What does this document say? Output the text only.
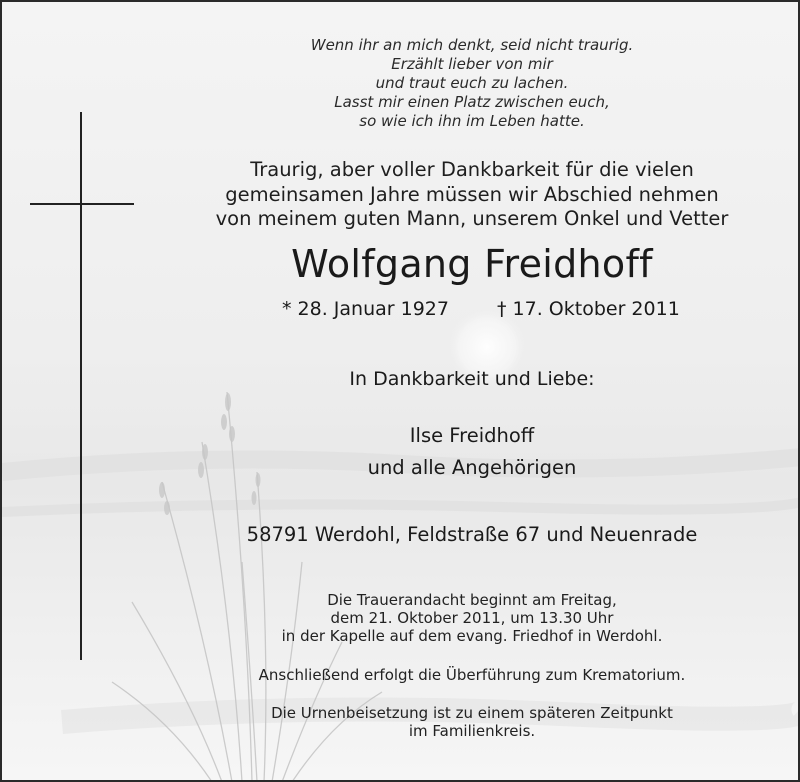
Wenn ihr an mich denkt, seid nicht traurig.
Erzählt lieber von mir
und traut euch zu lachen.
Lasst mir einen Platz zwischen euch,
so wie ich ihn im Leben hatte.
Traurig, aber voller Dankbarkeit für die vielen
gemeinsamen Jahre müssen wir Abschied nehmen
von meinem guten Mann, unserem Onkel und Vetter
Wolfgang Freidhoff
* 28. Januar 1927	† 17. Oktober 2011
In Dankbarkeit und Liebe:
Ilse Freidhoff
und alle Angehörigen
58791 Werdohl, Feldstraße 67 und Neuenrade
Die Trauerandacht beginnt am Freitag,
dem 21. Oktober 2011, um 13.30 Uhr
in der Kapelle auf dem evang. Friedhof in Werdohl.
Anschließend erfolgt die Überführung zum Krematorium.
Die Urnenbeisetzung ist zu einem späteren Zeitpunkt
im Familienkreis.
++++++++++++++++++++
Restate every record exactly, please; do not copy the pictures.

What does this document say? Output the text only.
Wenn ihr an mich denkt, seid nicht traurig.
Erzählt lieber von mir
und traut euch zu lachen.
Lasst mir einen Platz zwischen euch,
so wie ich ihn im Leben hatte.
Traurig, aber voller Dankbarkeit für die vielen
gemeinsamen Jahre müssen wir Abschied nehmen
von meinem guten Mann, unserem Onkel und Vetter
Wolfgang Freidhoff
* 28. Januar 1927	† 17. Oktober 2011
In Dankbarkeit und Liebe:
Ilse Freidhoff
und alle Angehörigen
58791 Werdohl, Feldstraße 67 und Neuenrade
Die Trauerandacht beginnt am Freitag,
dem 21. Oktober 2011, um 13.30 Uhr
in der Kapelle auf dem evang. Friedhof in Werdohl.
Anschließend erfolgt die Überführung zum Krematorium.
Die Urnenbeisetzung ist zu einem späteren Zeitpunkt
im Familienkreis.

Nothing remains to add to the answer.